• WHAT IS EXPECTED: Copy every line of the records below that holds the word "Госстандарт".

★ ★ ★ ★

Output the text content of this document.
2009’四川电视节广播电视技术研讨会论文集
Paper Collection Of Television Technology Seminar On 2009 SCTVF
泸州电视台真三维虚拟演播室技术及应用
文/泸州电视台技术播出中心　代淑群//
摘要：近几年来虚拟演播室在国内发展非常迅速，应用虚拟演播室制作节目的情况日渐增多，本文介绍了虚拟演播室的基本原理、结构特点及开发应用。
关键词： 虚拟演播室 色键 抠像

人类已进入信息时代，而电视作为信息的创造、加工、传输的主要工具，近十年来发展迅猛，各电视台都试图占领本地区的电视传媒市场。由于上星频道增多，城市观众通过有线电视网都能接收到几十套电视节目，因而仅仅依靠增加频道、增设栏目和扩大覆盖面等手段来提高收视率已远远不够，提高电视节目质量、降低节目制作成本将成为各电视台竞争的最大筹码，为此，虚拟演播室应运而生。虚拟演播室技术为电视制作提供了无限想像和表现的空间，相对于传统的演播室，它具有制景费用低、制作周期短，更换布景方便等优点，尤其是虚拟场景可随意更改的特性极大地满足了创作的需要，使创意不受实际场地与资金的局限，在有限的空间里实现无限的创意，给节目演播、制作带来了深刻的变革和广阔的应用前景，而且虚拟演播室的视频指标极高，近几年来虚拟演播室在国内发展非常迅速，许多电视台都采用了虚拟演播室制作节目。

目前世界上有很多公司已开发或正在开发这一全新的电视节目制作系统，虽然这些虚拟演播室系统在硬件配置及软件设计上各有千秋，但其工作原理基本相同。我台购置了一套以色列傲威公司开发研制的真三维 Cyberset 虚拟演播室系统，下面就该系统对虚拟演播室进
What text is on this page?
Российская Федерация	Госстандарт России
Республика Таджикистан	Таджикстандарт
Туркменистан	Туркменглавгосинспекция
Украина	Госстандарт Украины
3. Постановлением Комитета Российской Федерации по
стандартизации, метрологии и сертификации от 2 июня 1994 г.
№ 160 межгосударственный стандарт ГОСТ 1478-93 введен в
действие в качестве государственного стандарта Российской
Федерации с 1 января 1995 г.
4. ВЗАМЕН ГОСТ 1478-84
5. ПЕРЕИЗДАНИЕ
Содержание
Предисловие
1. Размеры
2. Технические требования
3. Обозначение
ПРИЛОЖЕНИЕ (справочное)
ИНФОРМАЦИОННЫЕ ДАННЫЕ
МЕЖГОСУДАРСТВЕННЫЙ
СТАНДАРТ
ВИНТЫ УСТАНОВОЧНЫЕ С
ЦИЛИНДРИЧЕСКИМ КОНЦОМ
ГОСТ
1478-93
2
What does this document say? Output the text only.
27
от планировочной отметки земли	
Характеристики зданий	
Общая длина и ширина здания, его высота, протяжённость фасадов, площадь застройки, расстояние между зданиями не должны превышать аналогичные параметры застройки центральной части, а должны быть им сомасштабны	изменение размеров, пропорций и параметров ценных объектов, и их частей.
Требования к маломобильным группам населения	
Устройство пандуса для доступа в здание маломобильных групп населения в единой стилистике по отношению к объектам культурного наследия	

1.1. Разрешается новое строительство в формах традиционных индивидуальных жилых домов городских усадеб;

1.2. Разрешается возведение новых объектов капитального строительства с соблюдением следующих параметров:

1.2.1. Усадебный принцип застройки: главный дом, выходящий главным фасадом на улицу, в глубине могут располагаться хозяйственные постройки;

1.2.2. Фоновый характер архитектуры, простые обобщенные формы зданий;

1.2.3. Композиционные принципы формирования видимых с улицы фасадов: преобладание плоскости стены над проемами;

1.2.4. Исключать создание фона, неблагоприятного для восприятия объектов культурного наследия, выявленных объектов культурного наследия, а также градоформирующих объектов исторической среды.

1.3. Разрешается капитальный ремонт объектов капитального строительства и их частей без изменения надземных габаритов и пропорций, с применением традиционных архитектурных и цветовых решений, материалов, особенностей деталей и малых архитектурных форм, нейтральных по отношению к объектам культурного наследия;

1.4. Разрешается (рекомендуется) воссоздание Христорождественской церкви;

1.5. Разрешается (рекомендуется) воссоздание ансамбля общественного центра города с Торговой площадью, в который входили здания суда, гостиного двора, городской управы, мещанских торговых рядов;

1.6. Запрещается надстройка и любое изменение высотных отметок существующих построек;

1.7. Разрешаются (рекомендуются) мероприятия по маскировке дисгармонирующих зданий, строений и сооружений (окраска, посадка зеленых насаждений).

★ ★ ★ ★

• COMPLETED EXERCISE:
Российская Федерация	Госстандарт России
Украина	Госстандарт Украины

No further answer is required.